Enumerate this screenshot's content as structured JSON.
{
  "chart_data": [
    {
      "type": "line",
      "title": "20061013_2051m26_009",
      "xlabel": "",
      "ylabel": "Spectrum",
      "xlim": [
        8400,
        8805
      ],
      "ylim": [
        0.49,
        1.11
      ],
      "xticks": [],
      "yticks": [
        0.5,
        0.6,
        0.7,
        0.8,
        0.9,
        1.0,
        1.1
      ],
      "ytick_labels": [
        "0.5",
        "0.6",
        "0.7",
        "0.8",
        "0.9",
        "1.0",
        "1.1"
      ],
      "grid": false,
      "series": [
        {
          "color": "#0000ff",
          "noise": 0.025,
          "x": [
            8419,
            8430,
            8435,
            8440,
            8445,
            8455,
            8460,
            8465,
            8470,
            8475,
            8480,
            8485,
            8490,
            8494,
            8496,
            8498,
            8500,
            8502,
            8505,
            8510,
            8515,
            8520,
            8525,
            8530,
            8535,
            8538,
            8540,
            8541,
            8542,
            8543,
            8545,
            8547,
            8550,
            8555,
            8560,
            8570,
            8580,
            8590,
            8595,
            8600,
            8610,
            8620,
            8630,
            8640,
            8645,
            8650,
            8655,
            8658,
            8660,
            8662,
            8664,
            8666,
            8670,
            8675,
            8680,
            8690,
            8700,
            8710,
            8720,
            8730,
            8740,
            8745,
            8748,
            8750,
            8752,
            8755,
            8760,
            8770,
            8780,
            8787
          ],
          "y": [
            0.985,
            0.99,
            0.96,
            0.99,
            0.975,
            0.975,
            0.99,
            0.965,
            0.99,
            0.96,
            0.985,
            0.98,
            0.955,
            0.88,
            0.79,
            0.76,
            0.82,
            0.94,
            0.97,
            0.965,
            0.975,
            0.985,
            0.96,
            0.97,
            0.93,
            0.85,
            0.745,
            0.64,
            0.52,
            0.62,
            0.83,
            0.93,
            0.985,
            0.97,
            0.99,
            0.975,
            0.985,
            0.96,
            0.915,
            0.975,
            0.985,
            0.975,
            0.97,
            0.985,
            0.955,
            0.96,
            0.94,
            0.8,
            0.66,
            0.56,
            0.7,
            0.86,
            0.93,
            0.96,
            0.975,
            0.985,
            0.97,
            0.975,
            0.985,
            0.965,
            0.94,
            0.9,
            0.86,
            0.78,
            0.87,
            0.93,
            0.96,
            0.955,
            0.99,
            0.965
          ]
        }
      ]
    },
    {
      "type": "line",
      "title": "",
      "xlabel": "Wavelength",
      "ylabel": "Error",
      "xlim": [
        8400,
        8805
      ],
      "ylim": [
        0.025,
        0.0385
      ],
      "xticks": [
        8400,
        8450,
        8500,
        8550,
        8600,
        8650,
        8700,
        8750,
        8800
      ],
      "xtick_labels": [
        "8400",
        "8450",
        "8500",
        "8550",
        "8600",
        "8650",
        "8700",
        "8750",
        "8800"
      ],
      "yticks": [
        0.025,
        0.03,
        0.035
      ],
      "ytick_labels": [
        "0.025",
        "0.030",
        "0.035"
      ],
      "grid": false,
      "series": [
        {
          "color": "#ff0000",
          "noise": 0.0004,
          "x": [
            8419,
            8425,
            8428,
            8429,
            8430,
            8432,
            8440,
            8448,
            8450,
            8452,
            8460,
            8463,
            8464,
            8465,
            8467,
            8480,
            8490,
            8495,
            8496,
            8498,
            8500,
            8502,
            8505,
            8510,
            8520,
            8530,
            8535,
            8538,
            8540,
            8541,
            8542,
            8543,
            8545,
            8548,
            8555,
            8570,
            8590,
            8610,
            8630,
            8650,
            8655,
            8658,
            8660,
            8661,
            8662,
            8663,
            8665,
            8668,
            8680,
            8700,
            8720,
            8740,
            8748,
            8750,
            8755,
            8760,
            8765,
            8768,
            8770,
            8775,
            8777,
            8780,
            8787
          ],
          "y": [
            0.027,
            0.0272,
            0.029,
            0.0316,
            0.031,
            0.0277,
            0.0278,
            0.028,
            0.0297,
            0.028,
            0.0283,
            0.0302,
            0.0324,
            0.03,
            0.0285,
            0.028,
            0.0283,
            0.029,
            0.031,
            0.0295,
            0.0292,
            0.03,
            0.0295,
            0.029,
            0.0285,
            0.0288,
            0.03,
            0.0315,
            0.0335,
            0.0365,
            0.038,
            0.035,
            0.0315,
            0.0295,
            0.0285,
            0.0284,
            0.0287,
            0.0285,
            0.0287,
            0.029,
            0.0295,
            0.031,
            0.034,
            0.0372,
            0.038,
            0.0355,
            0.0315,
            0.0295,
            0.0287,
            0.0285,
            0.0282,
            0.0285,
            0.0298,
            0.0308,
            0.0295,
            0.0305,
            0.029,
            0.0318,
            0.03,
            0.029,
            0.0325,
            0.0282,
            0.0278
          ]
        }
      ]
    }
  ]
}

TASK STATEMENT
Print out all the entries precisely as written.

RESPONSE TO THE EXERCISE
Enumerate this screenshot's content as structured JSON.
{
  "chart_data": [
    {
      "type": "line",
      "title": "20061013_2051m26_009",
      "xlabel": "",
      "ylabel": "Spectrum",
      "xlim": [
        8400,
        8805
      ],
      "ylim": [
        0.49,
        1.11
      ],
      "xticks": [],
      "yticks": [
        0.5,
        0.6,
        0.7,
        0.8,
        0.9,
        1.0,
        1.1
      ],
      "ytick_labels": [
        "0.5",
        "0.6",
        "0.7",
        "0.8",
        "0.9",
        "1.0",
        "1.1"
      ],
      "grid": false,
      "series": [
        {
          "color": "#0000ff",
          "noise": 0.025,
          "x": [
            8419,
            8430,
            8435,
            8440,
            8445,
            8455,
            8460,
            8465,
            8470,
            8475,
            8480,
            8485,
            8490,
            8494,
            8496,
            8498,
            8500,
            8502,
            8505,
            8510,
            8515,
            8520,
            8525,
            8530,
            8535,
            8538,
            8540,
            8541,
            8542,
            8543,
            8545,
            8547,
            8550,
            8555,
            8560,
            8570,
            8580,
            8590,
            8595,
            8600,
            8610,
            8620,
            8630,
            8640,
            8645,
            8650,
            8655,
            8658,
            8660,
            8662,
            8664,
            8666,
            8670,
            8675,
            8680,
            8690,
            8700,
            8710,
            8720,
            8730,
            8740,
            8745,
            8748,
            8750,
            8752,
            8755,
            8760,
            8770,
            8780,
            8787
          ],
          "y": [
            0.985,
            0.99,
            0.96,
            0.99,
            0.975,
            0.975,
            0.99,
            0.965,
            0.99,
            0.96,
            0.985,
            0.98,
            0.955,
            0.88,
            0.79,
            0.76,
            0.82,
            0.94,
            0.97,
            0.965,
            0.975,
            0.985,
            0.96,
            0.97,
            0.93,
            0.85,
            0.745,
            0.64,
            0.52,
            0.62,
            0.83,
            0.93,
            0.985,
            0.97,
            0.99,
            0.975,
            0.985,
            0.96,
            0.915,
            0.975,
            0.985,
            0.975,
            0.97,
            0.985,
            0.955,
            0.96,
            0.94,
            0.8,
            0.66,
            0.56,
            0.7,
            0.86,
            0.93,
            0.96,
            0.975,
            0.985,
            0.97,
            0.975,
            0.985,
            0.965,
            0.94,
            0.9,
            0.86,
            0.78,
            0.87,
            0.93,
            0.96,
            0.955,
            0.99,
            0.965
          ]
        }
      ]
    },
    {
      "type": "line",
      "title": "",
      "xlabel": "Wavelength",
      "ylabel": "Error",
      "xlim": [
        8400,
        8805
      ],
      "ylim": [
        0.025,
        0.0385
      ],
      "xticks": [
        8400,
        8450,
        8500,
        8550,
        8600,
        8650,
        8700,
        8750,
        8800
      ],
      "xtick_labels": [
        "8400",
        "8450",
        "8500",
        "8550",
        "8600",
        "8650",
        "8700",
        "8750",
        "8800"
      ],
      "yticks": [
        0.025,
        0.03,
        0.035
      ],
      "ytick_labels": [
        "0.025",
        "0.030",
        "0.035"
      ],
      "grid": false,
      "series": [
        {
          "color": "#ff0000",
          "noise": 0.0004,
          "x": [
            8419,
            8425,
            8428,
            8429,
            8430,
            8432,
            8440,
            8448,
            8450,
            8452,
            8460,
            8463,
            8464,
            8465,
            8467,
            8480,
            8490,
            8495,
            8496,
            8498,
            8500,
            8502,
            8505,
            8510,
            8520,
            8530,
            8535,
            8538,
            8540,
            8541,
            8542,
            8543,
            8545,
            8548,
            8555,
            8570,
            8590,
            8610,
            8630,
            8650,
            8655,
            8658,
            8660,
            8661,
            8662,
            8663,
            8665,
            8668,
            8680,
            8700,
            8720,
            8740,
            8748,
            8750,
            8755,
            8760,
            8765,
            8768,
            8770,
            8775,
            8777,
            8780,
            8787
          ],
          "y": [
            0.027,
            0.0272,
            0.029,
            0.0316,
            0.031,
            0.0277,
            0.0278,
            0.028,
            0.0297,
            0.028,
            0.0283,
            0.0302,
            0.0324,
            0.03,
            0.0285,
            0.028,
            0.0283,
            0.029,
            0.031,
            0.0295,
            0.0292,
            0.03,
            0.0295,
            0.029,
            0.0285,
            0.0288,
            0.03,
            0.0315,
            0.0335,
            0.0365,
            0.038,
            0.035,
            0.0315,
            0.0295,
            0.0285,
            0.0284,
            0.0287,
            0.0285,
            0.0287,
            0.029,
            0.0295,
            0.031,
            0.034,
            0.0372,
            0.038,
            0.0355,
            0.0315,
            0.0295,
            0.0287,
            0.0285,
            0.0282,
            0.0285,
            0.0298,
            0.0308,
            0.0295,
            0.0305,
            0.029,
            0.0318,
            0.03,
            0.029,
            0.0325,
            0.0282,
            0.0278
          ]
        }
      ]
    }
  ]
}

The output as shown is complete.